Excerpted records start
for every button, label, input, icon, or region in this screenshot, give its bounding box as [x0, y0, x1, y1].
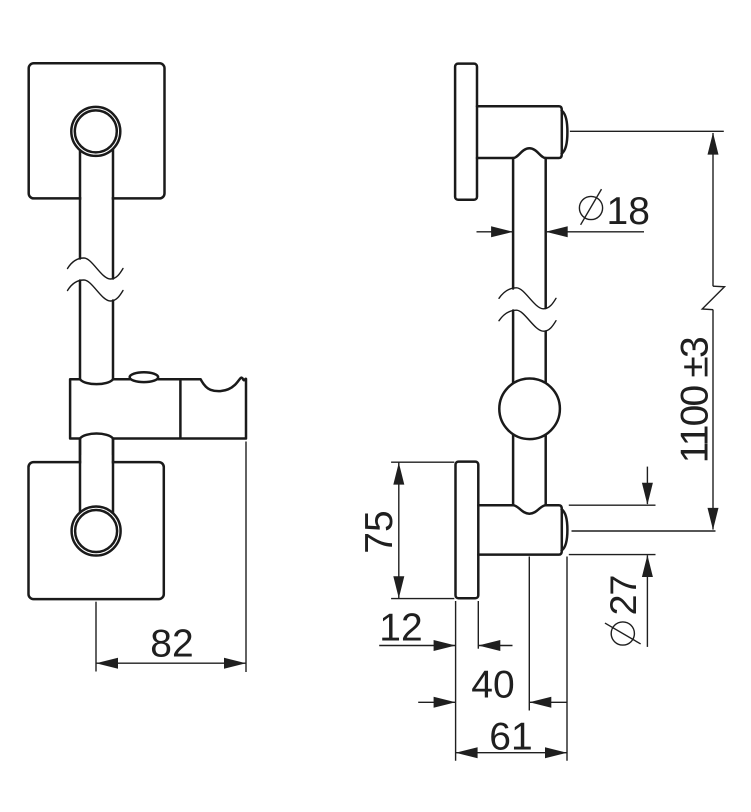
75 dimension line [398, 462, 400, 598]
rail mid segment (side) [513, 311, 546, 384]
dia18 dimension line right part [547, 231, 644, 233]
75 extension line top [391, 461, 454, 463]
top mounting escutcheon circle inner [75, 110, 117, 152]
extension line arm end down [566, 557, 568, 761]
top wall flange (side) [455, 64, 477, 200]
arrowhead 75 top (up) [393, 463, 404, 485]
dia18 dimension line left part [477, 231, 513, 233]
svg-text:82: 82 [150, 623, 193, 666]
extension line rail centre down [528, 557, 530, 711]
wire rail right edge lower [112, 439, 115, 516]
svg-text:75: 75 [358, 510, 401, 553]
wire rail left edge lower [79, 439, 82, 516]
bottom wall plate (front) [29, 462, 164, 599]
extension line flange right down [477, 601, 479, 649]
wire rail left edge upper [79, 140, 82, 380]
slider knob circle (side) [499, 379, 560, 440]
slider block with handset holder (front) [70, 378, 246, 439]
rail upper segment (side) [513, 158, 546, 308]
friction button ellipse on slider [130, 372, 158, 382]
diameter symbol circle for 18 [579, 196, 602, 219]
arrowhead 1100 bottom (down) [708, 508, 719, 530]
break wave 1 (front) [68, 258, 124, 279]
arrowhead dia27 lower (up) [642, 555, 653, 577]
svg-text:12: 12 [379, 607, 422, 650]
extension line from bottom plate centre [95, 602, 97, 672]
arrowhead 40 left (points right) [434, 697, 456, 708]
arrowhead dia27 upper (down) [642, 483, 653, 505]
1100 break symbol [702, 286, 724, 310]
extension line from bottom arm end [572, 530, 716, 532]
break wave 1 (side) [499, 288, 556, 309]
rail lower segment fill (front) [81, 438, 111, 516]
75 extension line bottom [391, 598, 454, 600]
svg-text:27: 27 [602, 576, 644, 616]
extension line flange left down [455, 601, 457, 761]
rail through bottom plate [81, 455, 111, 516]
arrowhead dia18 left (points right at rail) [491, 226, 513, 237]
1100 dimension line lower [712, 310, 714, 530]
bottom escutcheon circle inner [75, 510, 117, 552]
break wave 2 (side) [499, 310, 556, 331]
diameter symbol circle for 27 (rotated group) [602, 576, 644, 646]
dimension line 82 [96, 662, 246, 664]
12 dimension line left tail [379, 645, 455, 647]
svg-text:61: 61 [489, 715, 532, 758]
arrowhead 1100 top (up) [708, 133, 719, 155]
40 dimension line left tail [418, 701, 455, 703]
arrowhead 12 right (points left) [478, 640, 500, 651]
dia27 dimension line lower [646, 555, 648, 647]
rail lower segment (side) [513, 430, 546, 505]
bottom mount arm (side) [478, 505, 562, 554]
dia27 extension line top [569, 504, 656, 506]
svg-text:1100 ±3: 1100 ±3 [674, 338, 717, 463]
top wall plate (front) [29, 63, 165, 198]
arrowhead 40 right (points left) [529, 697, 551, 708]
arrowhead 82 right [224, 658, 246, 669]
break wave 2 (front) [68, 280, 124, 301]
bottom arm end dome [562, 509, 568, 550]
arrowhead 61 right (points right) [545, 747, 567, 758]
top mount arm (side) [477, 106, 562, 158]
arrowhead 82 left [96, 658, 118, 669]
top mounting escutcheon circle outer [71, 107, 120, 156]
rail upper segment (front) [81, 140, 111, 250]
61 dimension line [456, 752, 567, 754]
slider divider line [179, 379, 182, 438]
dia27 extension line bottom [569, 554, 656, 556]
extension line from top arm end [570, 130, 724, 132]
bottom escutcheon circle outer [72, 507, 121, 556]
arrowhead 75 bottom (down) [393, 576, 404, 598]
svg-text:40: 40 [471, 664, 514, 707]
svg-text:18: 18 [607, 190, 650, 233]
extension line from holder right edge [245, 442, 247, 673]
arrowhead dia18 right (points left at rail) [546, 226, 568, 237]
arrowhead 12 left (points right) [434, 640, 456, 651]
12 dimension line right tail [479, 645, 513, 647]
dia27 dimension line upper [646, 467, 648, 504]
bottom wall flange (side) [456, 462, 479, 599]
1100 dimension line upper [712, 133, 714, 286]
diameter symbol slash for 18 [581, 189, 602, 225]
wire rail edges into bottom plate [80, 439, 113, 515]
wire rail right edge upper [112, 140, 115, 380]
arrowhead 61 left (points left) [456, 747, 478, 758]
top arm end dome [562, 111, 568, 154]
40 dimension line right tail [530, 701, 568, 703]
diameter symbol slash for 27 [605, 623, 641, 644]
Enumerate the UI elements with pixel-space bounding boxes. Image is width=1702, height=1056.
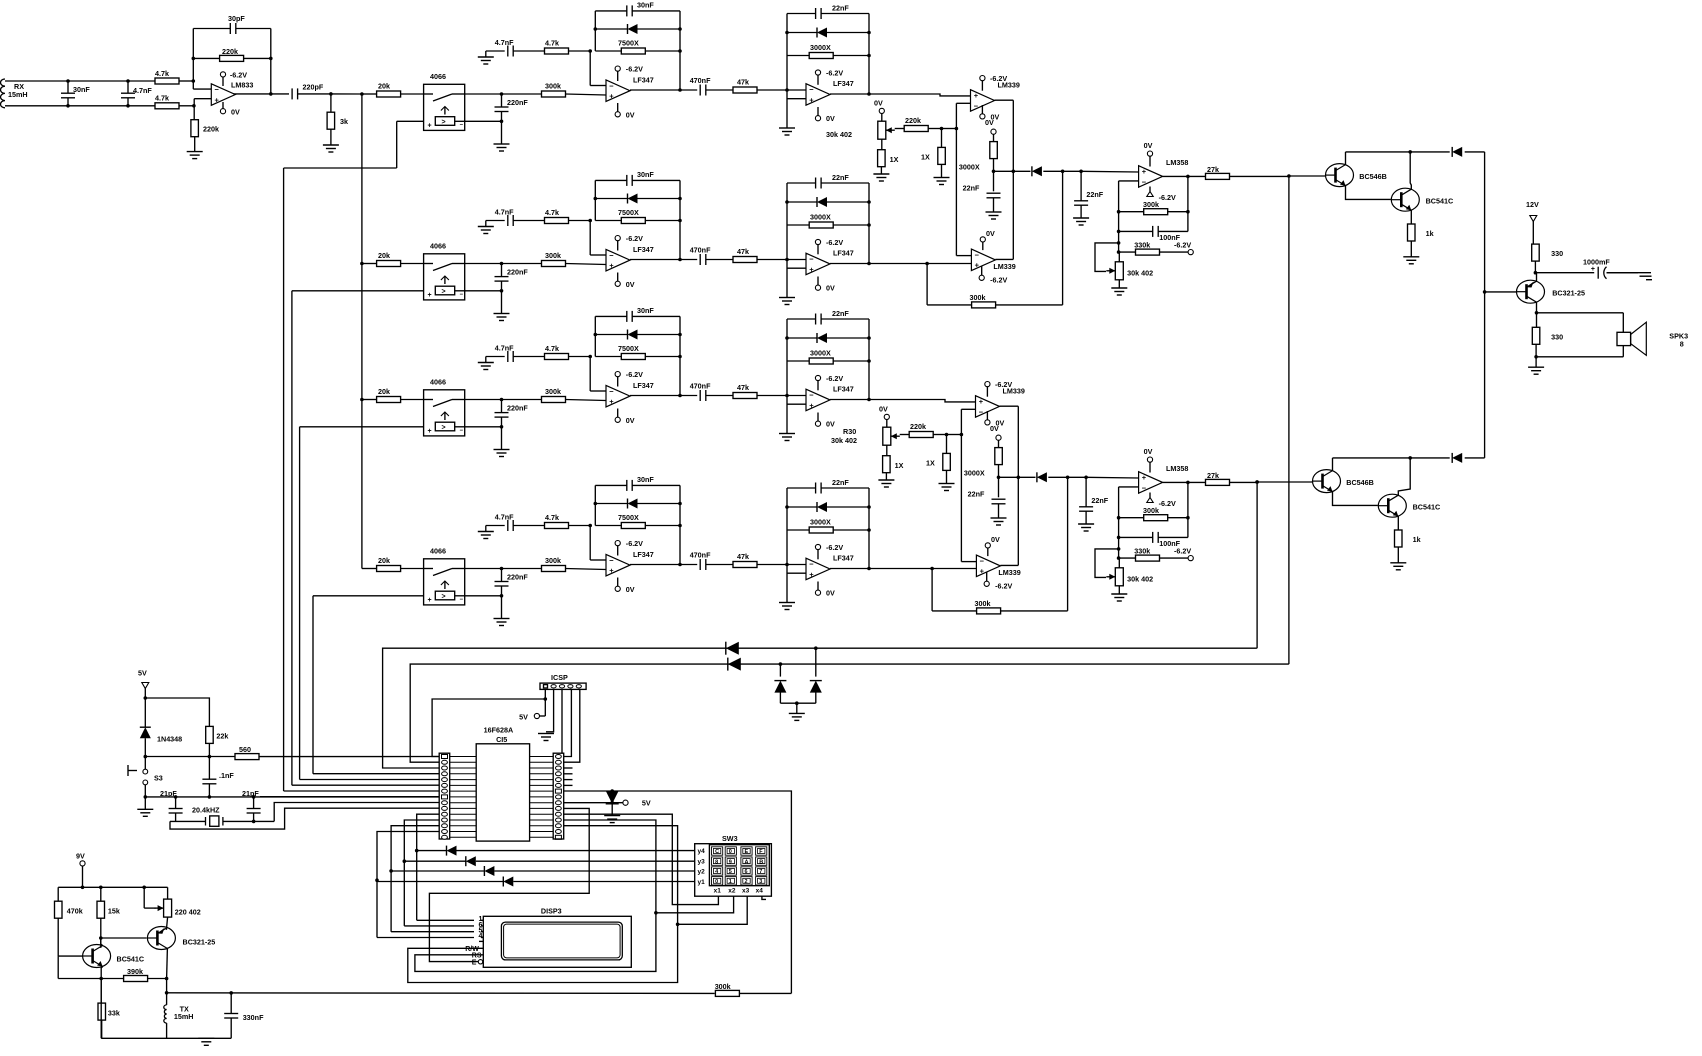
svg-text:LF347: LF347 — [833, 554, 854, 563]
svg-text:4066: 4066 — [430, 378, 446, 387]
svg-text:LF347: LF347 — [833, 79, 854, 88]
svg-text:−: − — [809, 255, 814, 264]
svg-text:330k: 330k — [1134, 241, 1150, 250]
svg-text:>: > — [442, 424, 446, 431]
svg-text:7500X: 7500X — [618, 344, 639, 353]
svg-text:220pF: 220pF — [303, 83, 324, 92]
svg-text:1000mF: 1000mF — [1583, 258, 1610, 267]
svg-text:20k: 20k — [378, 556, 390, 565]
svg-text:27k: 27k — [1207, 165, 1219, 174]
svg-text:0V: 0V — [626, 585, 635, 594]
svg-text:300k: 300k — [545, 387, 561, 396]
svg-text:+: + — [428, 292, 432, 299]
svg-text:30nF: 30nF — [73, 85, 90, 94]
svg-text:47k: 47k — [737, 383, 749, 392]
svg-text:22nF: 22nF — [832, 173, 849, 182]
svg-text:9: 9 — [729, 859, 732, 865]
svg-text:0V: 0V — [991, 535, 1000, 544]
svg-text:47k: 47k — [737, 552, 749, 561]
svg-text:6: 6 — [745, 869, 748, 875]
svg-text:-6.2V: -6.2V — [1174, 547, 1191, 556]
svg-text:4.7nF: 4.7nF — [495, 208, 514, 217]
svg-text:+: + — [609, 397, 614, 406]
svg-text:470nF: 470nF — [690, 382, 711, 391]
svg-text:4.7k: 4.7k — [155, 94, 169, 103]
svg-text:1X: 1X — [890, 155, 899, 164]
svg-text:y3: y3 — [698, 859, 706, 866]
svg-text:−: − — [609, 387, 614, 396]
svg-text:300k: 300k — [715, 982, 731, 991]
svg-text:+: + — [974, 91, 979, 100]
svg-text:B: B — [759, 859, 763, 865]
svg-text:16F628A: 16F628A — [484, 726, 514, 735]
svg-text:9V: 9V — [76, 852, 85, 861]
svg-text:1: 1 — [729, 879, 732, 885]
svg-text:0V: 0V — [626, 110, 635, 119]
svg-text:0V: 0V — [826, 420, 835, 429]
svg-text:x3: x3 — [742, 888, 750, 895]
svg-text:RS: RS — [472, 952, 482, 959]
svg-text:4066: 4066 — [430, 72, 446, 81]
svg-text:LM833: LM833 — [231, 80, 253, 89]
svg-text:1X: 1X — [926, 459, 935, 468]
svg-text:5: 5 — [729, 869, 732, 875]
svg-text:22nF: 22nF — [1086, 190, 1103, 199]
svg-text:-6.2V: -6.2V — [990, 275, 1007, 284]
svg-text:1X: 1X — [921, 153, 930, 162]
svg-text:-6.2V: -6.2V — [826, 374, 843, 383]
svg-text:LF347: LF347 — [833, 385, 854, 394]
svg-text:x1: x1 — [714, 888, 722, 895]
svg-text:7500X: 7500X — [618, 513, 639, 522]
svg-text:5V: 5V — [519, 713, 528, 722]
svg-text:4066: 4066 — [430, 242, 446, 251]
svg-text:300k: 300k — [970, 293, 986, 302]
svg-text:22nF: 22nF — [832, 4, 849, 13]
svg-text:220nF: 220nF — [507, 573, 528, 582]
svg-text:15k: 15k — [108, 907, 120, 916]
svg-text:220nF: 220nF — [507, 98, 528, 107]
svg-text:15mH: 15mH — [8, 90, 28, 99]
svg-text:LM339: LM339 — [993, 262, 1015, 271]
svg-text:+: + — [609, 566, 614, 575]
svg-text:+: + — [975, 261, 980, 270]
svg-text:>: > — [442, 119, 446, 126]
svg-text:4.7k: 4.7k — [545, 344, 559, 353]
svg-text:330: 330 — [1551, 249, 1563, 258]
svg-text:+: + — [609, 92, 614, 101]
svg-text:220k: 220k — [222, 47, 238, 56]
svg-text:30k 402: 30k 402 — [1127, 268, 1153, 277]
svg-text:5V: 5V — [138, 669, 147, 678]
svg-text:−: − — [974, 101, 979, 110]
svg-text:−: − — [809, 391, 814, 400]
svg-text:3000X: 3000X — [810, 349, 831, 358]
svg-text:22nF: 22nF — [1091, 496, 1108, 505]
svg-text:30nF: 30nF — [637, 475, 654, 484]
svg-text:−: − — [979, 407, 984, 416]
svg-text:20k: 20k — [378, 251, 390, 260]
svg-text:220nF: 220nF — [507, 404, 528, 413]
svg-text:+: + — [980, 567, 985, 576]
svg-text:−: − — [1142, 177, 1147, 186]
svg-text:8: 8 — [715, 859, 718, 865]
svg-text:4: 4 — [715, 869, 719, 875]
svg-text:F: F — [759, 849, 763, 855]
svg-text:30nF: 30nF — [637, 306, 654, 315]
svg-text:BC546B: BC546B — [1359, 172, 1387, 181]
svg-text:−: − — [215, 85, 220, 94]
svg-text:4.7k: 4.7k — [545, 39, 559, 48]
svg-text:12V: 12V — [1526, 200, 1539, 209]
svg-text:22nF: 22nF — [832, 478, 849, 487]
svg-text:3000X: 3000X — [810, 213, 831, 222]
svg-text:220nF: 220nF — [507, 268, 528, 277]
svg-text:30nF: 30nF — [637, 0, 654, 9]
svg-text:0V: 0V — [626, 416, 635, 425]
svg-text:47k: 47k — [737, 247, 749, 256]
svg-text:LF347: LF347 — [633, 76, 654, 85]
svg-text:E: E — [472, 959, 477, 966]
svg-text:1X: 1X — [895, 461, 904, 470]
svg-text:220k: 220k — [203, 125, 219, 134]
svg-text:x2: x2 — [728, 888, 736, 895]
svg-text:21pF: 21pF — [160, 789, 177, 798]
svg-text:300k: 300k — [545, 556, 561, 565]
svg-text:0V: 0V — [1144, 447, 1153, 456]
svg-text:-6.2V: -6.2V — [230, 70, 247, 79]
svg-text:4.7nF: 4.7nF — [495, 344, 514, 353]
svg-text:22k: 22k — [216, 731, 228, 740]
svg-text:-6.2V: -6.2V — [626, 539, 643, 548]
svg-text:470nF: 470nF — [690, 246, 711, 255]
svg-text:BC546B: BC546B — [1346, 478, 1374, 487]
svg-text:4.7k: 4.7k — [155, 69, 169, 78]
svg-text:ICSP: ICSP — [551, 673, 568, 682]
svg-text:SW3: SW3 — [722, 834, 738, 843]
svg-text:BC321-25: BC321-25 — [1552, 289, 1585, 298]
svg-text:470k: 470k — [67, 907, 83, 916]
svg-text:BC321-25: BC321-25 — [183, 938, 216, 947]
svg-text:8: 8 — [1680, 340, 1684, 349]
svg-text:0: 0 — [715, 879, 718, 885]
svg-text:S3: S3 — [154, 774, 163, 783]
svg-text:7: 7 — [759, 869, 762, 875]
svg-text:47k: 47k — [737, 78, 749, 87]
svg-text:−: − — [609, 251, 614, 260]
svg-text:>: > — [442, 288, 446, 295]
svg-text:E: E — [745, 849, 749, 855]
svg-text:0V: 0V — [990, 424, 999, 433]
svg-text:+: + — [428, 123, 432, 130]
svg-text:+: + — [609, 261, 614, 270]
svg-text:LF347: LF347 — [633, 381, 654, 390]
svg-text:DISP3: DISP3 — [541, 907, 562, 916]
svg-text:0V: 0V — [1144, 141, 1153, 150]
svg-text:30k 402: 30k 402 — [1127, 574, 1153, 583]
svg-text:560: 560 — [239, 745, 251, 754]
svg-text:300k: 300k — [1143, 200, 1159, 209]
svg-text:y2: y2 — [698, 869, 706, 876]
svg-text:−: − — [460, 428, 464, 434]
svg-text:0V: 0V — [626, 280, 635, 289]
svg-text:SPK3: SPK3 — [1669, 332, 1688, 341]
svg-text:−: − — [460, 597, 464, 603]
svg-text:30k 402: 30k 402 — [826, 130, 852, 139]
svg-text:20k: 20k — [378, 387, 390, 396]
svg-text:y1: y1 — [698, 879, 706, 886]
svg-text:+: + — [1142, 167, 1147, 176]
svg-text:22nF: 22nF — [832, 309, 849, 318]
svg-text:−: − — [809, 85, 814, 94]
svg-text:330nF: 330nF — [243, 1013, 264, 1022]
svg-text:LM358: LM358 — [1166, 158, 1188, 167]
svg-text:−: − — [1142, 483, 1147, 492]
svg-text:−: − — [809, 560, 814, 569]
svg-text:3000X: 3000X — [810, 43, 831, 52]
svg-text:LF347: LF347 — [633, 245, 654, 254]
svg-text:4066: 4066 — [430, 547, 446, 556]
svg-text:1k: 1k — [1426, 229, 1434, 238]
svg-text:A: A — [745, 859, 749, 865]
svg-text:LM339: LM339 — [1003, 387, 1025, 396]
svg-text:330: 330 — [1551, 333, 1563, 342]
svg-text:-6.2V: -6.2V — [826, 69, 843, 78]
svg-text:+: + — [428, 428, 432, 435]
svg-text:LF347: LF347 — [633, 550, 654, 559]
svg-text:21pF: 21pF — [242, 789, 259, 798]
svg-text:LM339: LM339 — [998, 568, 1020, 577]
svg-text:-6.2V: -6.2V — [826, 238, 843, 247]
svg-text:33k: 33k — [108, 1009, 120, 1018]
svg-text:3: 3 — [759, 879, 762, 885]
svg-text:3000X: 3000X — [964, 469, 985, 478]
svg-text:7500X: 7500X — [618, 39, 639, 48]
svg-text:−: − — [609, 81, 614, 90]
svg-text:0V: 0V — [826, 589, 835, 598]
svg-text:LF347: LF347 — [833, 249, 854, 258]
svg-text:220k: 220k — [905, 116, 921, 125]
svg-text:-6.2V: -6.2V — [626, 370, 643, 379]
svg-text:4.7nF: 4.7nF — [495, 513, 514, 522]
svg-text:+: + — [428, 597, 432, 604]
svg-text:LM339: LM339 — [998, 81, 1020, 90]
svg-text:20k: 20k — [378, 82, 390, 91]
svg-text:BC541C: BC541C — [1413, 503, 1441, 512]
svg-text:-6.2V: -6.2V — [1159, 193, 1176, 202]
svg-text:y4: y4 — [698, 848, 706, 855]
svg-text:0V: 0V — [826, 114, 835, 123]
svg-text:30k 402: 30k 402 — [831, 436, 857, 445]
svg-text:300k: 300k — [975, 599, 991, 608]
svg-text:4.7k: 4.7k — [545, 208, 559, 217]
svg-text:0V: 0V — [879, 405, 888, 414]
svg-text:-6.2V: -6.2V — [626, 234, 643, 243]
svg-text:0V: 0V — [874, 99, 883, 108]
svg-text:+: + — [809, 570, 814, 579]
svg-text:470nF: 470nF — [690, 551, 711, 560]
svg-text:0V: 0V — [985, 118, 994, 127]
svg-text:5V: 5V — [642, 799, 651, 808]
svg-text:−: − — [460, 123, 464, 129]
svg-text:LM358: LM358 — [1166, 464, 1188, 473]
svg-text:−: − — [975, 251, 980, 260]
svg-text:BC541C: BC541C — [1426, 197, 1454, 206]
svg-text:220k: 220k — [910, 422, 926, 431]
svg-text:3k: 3k — [340, 117, 348, 126]
svg-text:220 402: 220 402 — [175, 908, 201, 917]
svg-text:390k: 390k — [127, 967, 143, 976]
svg-text:300k: 300k — [545, 82, 561, 91]
svg-text:0V: 0V — [231, 107, 240, 116]
svg-text:0V: 0V — [826, 284, 835, 293]
svg-text:−: − — [980, 557, 985, 566]
svg-text:30nF: 30nF — [637, 170, 654, 179]
svg-text:27k: 27k — [1207, 471, 1219, 480]
svg-text:4.7nF: 4.7nF — [133, 86, 152, 95]
svg-text:4.7nF: 4.7nF — [495, 38, 514, 47]
svg-text:7500X: 7500X — [618, 208, 639, 217]
svg-text:470nF: 470nF — [690, 76, 711, 85]
svg-text:-6.2V: -6.2V — [1159, 499, 1176, 508]
svg-text:+: + — [979, 397, 984, 406]
svg-text:22nF: 22nF — [968, 490, 985, 499]
svg-text:30pF: 30pF — [228, 14, 245, 23]
svg-text:C: C — [715, 849, 719, 855]
svg-text:20.4kHZ: 20.4kHZ — [192, 806, 220, 815]
svg-text:-6.2V: -6.2V — [995, 581, 1012, 590]
svg-text:+: + — [1591, 266, 1595, 273]
svg-text:0: 0 — [729, 849, 732, 855]
svg-text:−: − — [460, 292, 464, 298]
svg-text:-6.2V: -6.2V — [826, 543, 843, 552]
svg-text:2: 2 — [745, 879, 748, 885]
svg-text:4: 4 — [479, 933, 483, 940]
svg-text:x4: x4 — [756, 888, 764, 895]
svg-text:300k: 300k — [1143, 506, 1159, 515]
svg-text:15mH: 15mH — [174, 1012, 194, 1021]
svg-text:+: + — [809, 95, 814, 104]
svg-text:3000X: 3000X — [810, 518, 831, 527]
svg-text:+: + — [1142, 473, 1147, 482]
svg-text:-6.2V: -6.2V — [626, 65, 643, 74]
svg-text:1k: 1k — [1413, 535, 1421, 544]
svg-text:3000X: 3000X — [959, 163, 980, 172]
svg-text:−: − — [609, 556, 614, 565]
svg-text:330k: 330k — [1134, 547, 1150, 556]
svg-text:0V: 0V — [986, 229, 995, 238]
svg-text:4.7k: 4.7k — [545, 513, 559, 522]
svg-text:+: + — [809, 401, 814, 410]
svg-text:300k: 300k — [545, 251, 561, 260]
svg-text:>: > — [442, 593, 446, 600]
svg-text:R30: R30 — [843, 427, 856, 436]
svg-text:-6.2V: -6.2V — [1174, 241, 1191, 250]
svg-text:.1nF: .1nF — [219, 771, 234, 780]
svg-text:BC541C: BC541C — [117, 955, 145, 964]
svg-text:+: + — [215, 95, 220, 104]
svg-text:1N4348: 1N4348 — [157, 735, 182, 744]
svg-text:22nF: 22nF — [963, 184, 980, 193]
svg-text:CI5: CI5 — [496, 735, 507, 744]
svg-text:+: + — [809, 265, 814, 274]
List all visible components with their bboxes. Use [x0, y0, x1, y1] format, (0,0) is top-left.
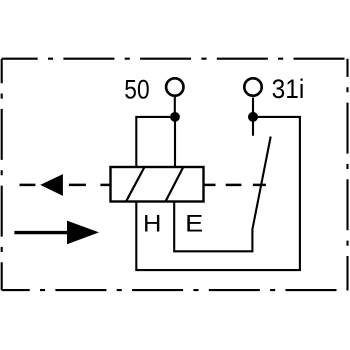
Excerpted records end
■ What you should do ■
Rewrite the records as a JSON list of strings, one string per line, starting with the line that contains "svg-text:LF347: LF347 — [833, 554, 854, 563]" and going on through the line that contains "svg-text:0V: 0V — [626, 110, 635, 119]", both included. Leave out blank lines.

■ The completed task ■
[
  "svg-text:LF347: LF347 — [833, 554, 854, 563]",
  "svg-text:4066: 4066 — [430, 378, 446, 387]",
  "svg-text:LF347: LF347 — [833, 79, 854, 88]",
  "svg-text:−: − — [809, 255, 814, 264]",
  "svg-text:330k: 330k — [1134, 241, 1150, 250]",
  "svg-text:>: > — [442, 424, 446, 431]",
  "svg-text:7500X: 7500X — [618, 344, 639, 353]",
  "svg-text:220pF: 220pF — [303, 83, 324, 92]",
  "svg-text:1000mF: 1000mF — [1583, 258, 1610, 267]",
  "svg-text:20k: 20k — [378, 556, 390, 565]",
  "svg-text:27k: 27k — [1207, 165, 1219, 174]",
  "svg-text:0V: 0V — [626, 585, 635, 594]",
  "svg-text:300k: 300k — [545, 387, 561, 396]",
  "svg-text:+: + — [428, 292, 432, 299]",
  "svg-text:30nF: 30nF — [73, 85, 90, 94]",
  "svg-text:47k: 47k — [737, 383, 749, 392]",
  "svg-text:22nF: 22nF — [832, 173, 849, 182]",
  "svg-text:9: 9 — [729, 859, 732, 865]",
  "svg-text:0V: 0V — [991, 535, 1000, 544]",
  "svg-text:47k: 47k — [737, 552, 749, 561]",
  "svg-text:6: 6 — [745, 869, 748, 875]",
  "svg-text:-6.2V: -6.2V — [1174, 547, 1191, 556]",
  "svg-text:4.7nF: 4.7nF — [495, 208, 514, 217]",
  "svg-text:+: + — [609, 397, 614, 406]",
  "svg-text:470nF: 470nF — [690, 382, 711, 391]",
  "svg-text:4.7k: 4.7k — [155, 94, 169, 103]",
  "svg-text:1X: 1X — [890, 155, 899, 164]",
  "svg-text:y3: y3 — [698, 859, 706, 866]",
  "svg-text:−: − — [609, 387, 614, 396]",
  "svg-text:300k: 300k — [715, 982, 731, 991]",
  "svg-text:+: + — [974, 91, 979, 100]",
  "svg-text:B: B — [759, 859, 763, 865]",
  "svg-text:16F628A: 16F628A — [484, 726, 514, 735]",
  "svg-text:9V: 9V — [76, 852, 85, 861]",
  "svg-text:1: 1 — [729, 879, 732, 885]",
  "svg-text:0V: 0V — [626, 110, 635, 119]"
]